WHAT THE TASK ASKS:
Reproduce the listing below without changes, except that pictures are left out.
* Start DATA FOR PROCESSING *
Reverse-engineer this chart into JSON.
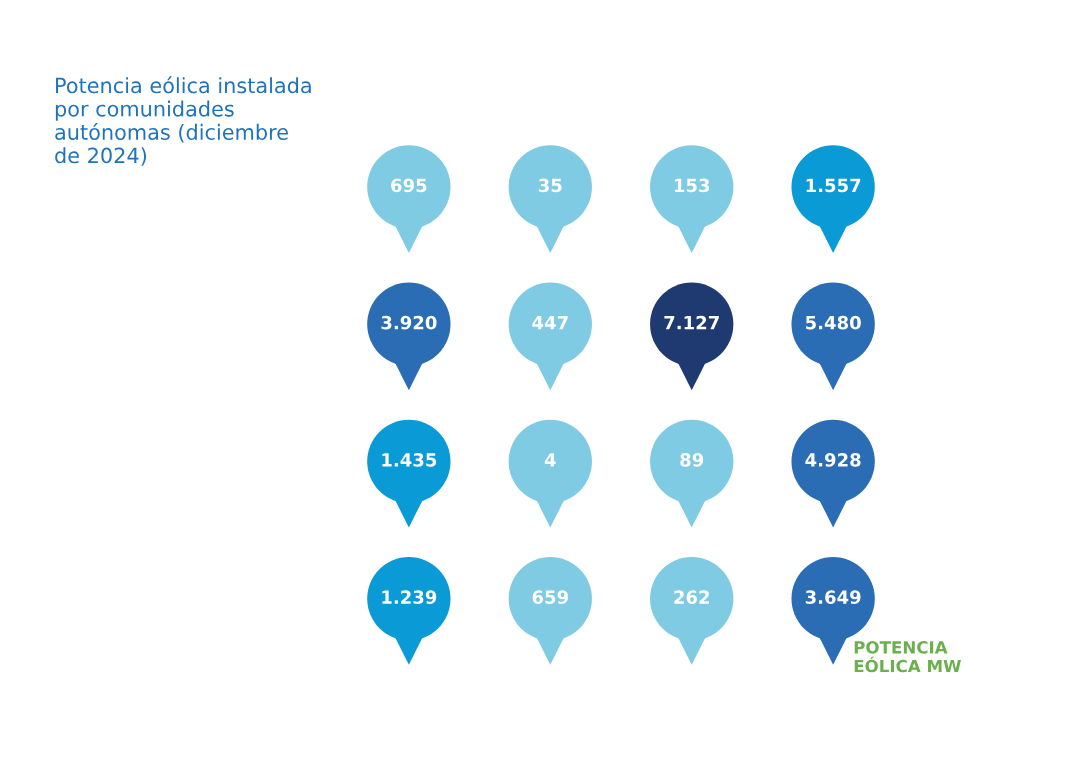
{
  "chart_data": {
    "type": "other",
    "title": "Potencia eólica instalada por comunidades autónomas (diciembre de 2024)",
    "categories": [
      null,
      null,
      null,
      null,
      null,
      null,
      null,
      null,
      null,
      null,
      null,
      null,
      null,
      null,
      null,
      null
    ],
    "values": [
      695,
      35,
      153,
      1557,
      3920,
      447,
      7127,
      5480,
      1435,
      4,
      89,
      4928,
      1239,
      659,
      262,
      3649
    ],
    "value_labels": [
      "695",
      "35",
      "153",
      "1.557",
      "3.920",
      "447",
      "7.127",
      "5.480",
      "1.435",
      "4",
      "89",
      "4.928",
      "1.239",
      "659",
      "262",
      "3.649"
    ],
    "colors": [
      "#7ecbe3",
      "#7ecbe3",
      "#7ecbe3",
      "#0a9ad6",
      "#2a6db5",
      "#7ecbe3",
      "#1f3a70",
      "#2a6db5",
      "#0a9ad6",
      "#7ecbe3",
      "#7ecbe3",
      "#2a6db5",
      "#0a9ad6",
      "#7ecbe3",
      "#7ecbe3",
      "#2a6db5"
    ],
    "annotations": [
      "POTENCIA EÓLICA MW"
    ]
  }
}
* End DATA FOR PROCESSING *
ANSWER TO THE TASK:
Reverse-engineer this chart into JSON.
{
  "chart_data": {
    "type": "other",
    "title": "Potencia eólica instalada por comunidades autónomas (diciembre de 2024)",
    "categories": [
      null,
      null,
      null,
      null,
      null,
      null,
      null,
      null,
      null,
      null,
      null,
      null,
      null,
      null,
      null,
      null
    ],
    "values": [
      695,
      35,
      153,
      1557,
      3920,
      447,
      7127,
      5480,
      1435,
      4,
      89,
      4928,
      1239,
      659,
      262,
      3649
    ],
    "value_labels": [
      "695",
      "35",
      "153",
      "1.557",
      "3.920",
      "447",
      "7.127",
      "5.480",
      "1.435",
      "4",
      "89",
      "4.928",
      "1.239",
      "659",
      "262",
      "3.649"
    ],
    "colors": [
      "#7ecbe3",
      "#7ecbe3",
      "#7ecbe3",
      "#0a9ad6",
      "#2a6db5",
      "#7ecbe3",
      "#1f3a70",
      "#2a6db5",
      "#0a9ad6",
      "#7ecbe3",
      "#7ecbe3",
      "#2a6db5",
      "#0a9ad6",
      "#7ecbe3",
      "#7ecbe3",
      "#2a6db5"
    ],
    "annotations": [
      "POTENCIA EÓLICA MW"
    ]
  }
}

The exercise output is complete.